▶ [Extracted text]:
Lynching Photographs. By Dora Apel and Shawn Michelle Smith. Defining Moments in American Photography. Berkeley: University of California Press, 2007. 110 pages. $50.00 (cloth). $19.95 (paper).
On the Courthouse Lawn: Confronting the Legacy of Lynching in the Twenty-First Century. By Sherrilyn A. Ifill. Boston: Beacon Press, 2007. 204 pages. $25.95 (cloth). $16.00 (paper).
Lynching and Spectacle: Witnessing Racial Violence in America, 1890-1940. By Amy Louise Wood. Chapel Hill: University of North Carolina Press, 2009. 384 pages. $39.95 (cloth).
A Spectacular Secret: Lynching in American Life and Literature. By Jacqueline Goldsby. Chicago: University of Chicago Press, 2006. 384 pages. $67.00 (cloth). $25.00 (paper).
Lynching in the West, 1850-1935. By Ken Gonzales-Day. Durham, N.C.: Duke University Press, 2006. 299 pages. $79.95 (cloth). $22.95 (paper).

▶ [Data supplied]:
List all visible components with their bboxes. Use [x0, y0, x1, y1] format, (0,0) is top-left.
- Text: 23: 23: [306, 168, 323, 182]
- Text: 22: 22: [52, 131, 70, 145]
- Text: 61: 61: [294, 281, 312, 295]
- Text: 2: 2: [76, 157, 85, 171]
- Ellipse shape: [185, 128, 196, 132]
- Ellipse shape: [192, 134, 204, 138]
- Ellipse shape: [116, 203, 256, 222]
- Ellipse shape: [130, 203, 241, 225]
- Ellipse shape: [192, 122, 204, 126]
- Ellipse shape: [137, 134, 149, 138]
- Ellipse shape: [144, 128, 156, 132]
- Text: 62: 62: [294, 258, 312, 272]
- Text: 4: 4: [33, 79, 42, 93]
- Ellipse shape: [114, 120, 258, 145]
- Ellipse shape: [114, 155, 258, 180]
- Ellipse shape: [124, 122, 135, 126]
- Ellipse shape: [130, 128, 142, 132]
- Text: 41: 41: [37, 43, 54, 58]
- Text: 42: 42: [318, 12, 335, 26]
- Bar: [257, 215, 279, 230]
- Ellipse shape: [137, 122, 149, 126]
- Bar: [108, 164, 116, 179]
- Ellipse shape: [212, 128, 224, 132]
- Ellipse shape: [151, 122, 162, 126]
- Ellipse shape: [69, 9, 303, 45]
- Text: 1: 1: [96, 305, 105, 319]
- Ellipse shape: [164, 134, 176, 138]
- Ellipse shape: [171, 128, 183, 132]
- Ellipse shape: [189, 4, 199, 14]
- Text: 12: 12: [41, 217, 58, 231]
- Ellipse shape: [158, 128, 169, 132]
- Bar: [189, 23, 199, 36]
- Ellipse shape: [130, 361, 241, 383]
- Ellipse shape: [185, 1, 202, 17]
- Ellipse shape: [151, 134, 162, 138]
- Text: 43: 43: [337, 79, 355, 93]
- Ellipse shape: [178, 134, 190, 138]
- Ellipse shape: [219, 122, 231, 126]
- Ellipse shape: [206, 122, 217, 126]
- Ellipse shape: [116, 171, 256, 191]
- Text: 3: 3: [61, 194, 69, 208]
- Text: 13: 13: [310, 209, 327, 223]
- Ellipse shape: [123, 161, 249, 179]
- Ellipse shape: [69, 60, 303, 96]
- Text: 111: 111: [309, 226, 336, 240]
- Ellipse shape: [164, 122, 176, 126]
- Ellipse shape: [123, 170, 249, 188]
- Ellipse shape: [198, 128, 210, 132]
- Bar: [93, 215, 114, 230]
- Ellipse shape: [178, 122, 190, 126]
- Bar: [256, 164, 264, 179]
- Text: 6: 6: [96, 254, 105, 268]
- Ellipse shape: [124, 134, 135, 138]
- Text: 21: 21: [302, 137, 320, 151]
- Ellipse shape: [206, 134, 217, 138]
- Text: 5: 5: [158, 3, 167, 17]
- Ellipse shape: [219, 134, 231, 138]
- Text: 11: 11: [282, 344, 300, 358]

▶ [What to work on]:
[A] Can you write out the list of books on lynching in full, word for word?
[B] In the listing, swap "Ellipse" for "Oval" in the lines from the first line through the line containing "- Ellipse shape: [116, 203, 256, 222]", and give back only those lines, otherwise unchanged.

▶ [Solutions for each task]:
[A]
Lynching Photographs. By Dora Apel and Shawn Michelle Smith. Defining Moments in American Photography. Berkeley: University of California Press, 2007. 110 pages. $50.00 (cloth). $19.95 (paper).
On the Courthouse Lawn: Confronting the Legacy of Lynching in the Twenty-First Century. By Sherrilyn A. Ifill. Boston: Beacon Press, 2007. 204 pages. $25.95 (cloth). $16.00 (paper).
Lynching and Spectacle: Witnessing Racial Violence in America, 1890-1940. By Amy Louise Wood. Chapel Hill: University of North Carolina Press, 2009. 384 pages. $39.95 (cloth).
A Spectacular Secret: Lynching in American Life and Literature. By Jacqueline Goldsby. Chicago: University of Chicago Press, 2006. 384 pages. $67.00 (cloth). $25.00 (paper).
Lynching in the West, 1850-1935. By Ken Gonzales-Day. Durham, N.C.: Duke University Press, 2006. 299 pages. $79.95 (cloth). $22.95 (paper).

[B]
List all visible components with their bboxes. Use [x0, y0, x1, y1] format, (0,0) is top-left.
- Text: 23: 23: [306, 168, 323, 182]
- Text: 22: 22: [52, 131, 70, 145]
- Text: 61: 61: [294, 281, 312, 295]
- Text: 2: 2: [76, 157, 85, 171]
- Oval shape: [185, 128, 196, 132]
- Oval shape: [192, 134, 204, 138]
- Oval shape: [116, 203, 256, 222]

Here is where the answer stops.